Records to use —
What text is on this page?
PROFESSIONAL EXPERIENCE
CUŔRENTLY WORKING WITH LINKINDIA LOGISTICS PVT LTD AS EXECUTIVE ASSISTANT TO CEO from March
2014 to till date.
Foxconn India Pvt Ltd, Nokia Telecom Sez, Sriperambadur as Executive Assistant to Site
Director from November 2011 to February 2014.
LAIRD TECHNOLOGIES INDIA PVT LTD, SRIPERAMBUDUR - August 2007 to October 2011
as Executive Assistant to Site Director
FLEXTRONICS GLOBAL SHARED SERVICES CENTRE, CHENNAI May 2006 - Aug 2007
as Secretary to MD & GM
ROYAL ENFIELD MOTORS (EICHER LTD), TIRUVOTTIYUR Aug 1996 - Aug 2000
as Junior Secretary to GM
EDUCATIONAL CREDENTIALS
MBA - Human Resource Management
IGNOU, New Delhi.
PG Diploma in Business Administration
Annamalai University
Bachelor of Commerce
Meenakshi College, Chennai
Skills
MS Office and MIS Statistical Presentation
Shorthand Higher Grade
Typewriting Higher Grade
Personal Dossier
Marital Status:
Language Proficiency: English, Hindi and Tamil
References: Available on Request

The task — Your task is to retype all of the records exactly.

Solution for this task —
What text is on this page?
PROFESSIONAL EXPERIENCE
CUŔRENTLY WORKING WITH LINKINDIA LOGISTICS PVT LTD AS EXECUTIVE ASSISTANT TO CEO from March
2014 to till date.
Foxconn India Pvt Ltd, Nokia Telecom Sez, Sriperambadur as Executive Assistant to Site
Director from November 2011 to February 2014.
LAIRD TECHNOLOGIES INDIA PVT LTD, SRIPERAMBUDUR - August 2007 to October 2011
as Executive Assistant to Site Director
FLEXTRONICS GLOBAL SHARED SERVICES CENTRE, CHENNAI May 2006 - Aug 2007
as Secretary to MD & GM
ROYAL ENFIELD MOTORS (EICHER LTD), TIRUVOTTIYUR Aug 1996 - Aug 2000
as Junior Secretary to GM
EDUCATIONAL CREDENTIALS
MBA - Human Resource Management
IGNOU, New Delhi.
PG Diploma in Business Administration
Annamalai University
Bachelor of Commerce
Meenakshi College, Chennai
Skills
MS Office and MIS Statistical Presentation
Shorthand Higher Grade
Typewriting Higher Grade
Personal Dossier
Marital Status:
Language Proficiency: English, Hindi and Tamil
References: Available on Request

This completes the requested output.